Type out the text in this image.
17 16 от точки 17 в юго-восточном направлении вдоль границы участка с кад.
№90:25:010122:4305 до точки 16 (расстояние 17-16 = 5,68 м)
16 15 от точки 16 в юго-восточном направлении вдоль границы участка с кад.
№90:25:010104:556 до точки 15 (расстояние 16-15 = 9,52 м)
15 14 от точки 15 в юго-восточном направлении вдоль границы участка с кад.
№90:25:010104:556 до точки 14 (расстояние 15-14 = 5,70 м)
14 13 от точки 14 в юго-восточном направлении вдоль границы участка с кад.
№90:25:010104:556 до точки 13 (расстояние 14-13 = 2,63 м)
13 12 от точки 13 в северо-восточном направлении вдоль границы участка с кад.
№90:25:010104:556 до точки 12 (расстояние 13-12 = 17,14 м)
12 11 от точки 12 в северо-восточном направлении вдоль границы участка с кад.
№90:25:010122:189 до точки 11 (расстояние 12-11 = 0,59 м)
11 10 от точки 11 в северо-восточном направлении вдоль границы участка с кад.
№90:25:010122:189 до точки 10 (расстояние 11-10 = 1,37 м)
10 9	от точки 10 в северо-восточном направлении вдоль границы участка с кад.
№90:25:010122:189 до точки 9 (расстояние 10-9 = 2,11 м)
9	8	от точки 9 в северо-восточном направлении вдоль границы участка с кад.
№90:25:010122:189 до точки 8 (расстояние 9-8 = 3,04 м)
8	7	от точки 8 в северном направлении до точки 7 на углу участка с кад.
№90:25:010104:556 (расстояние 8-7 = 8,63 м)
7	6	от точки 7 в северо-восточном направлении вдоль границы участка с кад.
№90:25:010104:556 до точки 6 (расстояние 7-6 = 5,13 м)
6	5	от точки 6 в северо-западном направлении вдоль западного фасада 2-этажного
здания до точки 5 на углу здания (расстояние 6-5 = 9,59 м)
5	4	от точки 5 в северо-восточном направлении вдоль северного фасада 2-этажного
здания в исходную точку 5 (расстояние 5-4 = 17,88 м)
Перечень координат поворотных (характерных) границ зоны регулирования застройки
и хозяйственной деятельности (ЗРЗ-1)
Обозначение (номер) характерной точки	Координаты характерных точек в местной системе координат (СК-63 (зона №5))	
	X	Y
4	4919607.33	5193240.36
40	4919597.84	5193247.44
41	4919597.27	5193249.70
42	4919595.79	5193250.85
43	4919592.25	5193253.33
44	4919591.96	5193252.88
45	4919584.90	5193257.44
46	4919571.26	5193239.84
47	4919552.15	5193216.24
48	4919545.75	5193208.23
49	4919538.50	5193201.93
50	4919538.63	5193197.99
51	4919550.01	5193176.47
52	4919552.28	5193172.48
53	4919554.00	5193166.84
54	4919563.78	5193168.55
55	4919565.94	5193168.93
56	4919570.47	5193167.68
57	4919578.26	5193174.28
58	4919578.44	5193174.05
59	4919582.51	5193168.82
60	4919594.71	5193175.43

• • • •

Select every line above that contains the word "характерных", and copy it.

Перечень координат поворотных (характерных) границ зоны регулирования застройки
Обозначение (номер) характерной точки	Координаты характерных точек в местной системе координат (СК-63 (зона №5))	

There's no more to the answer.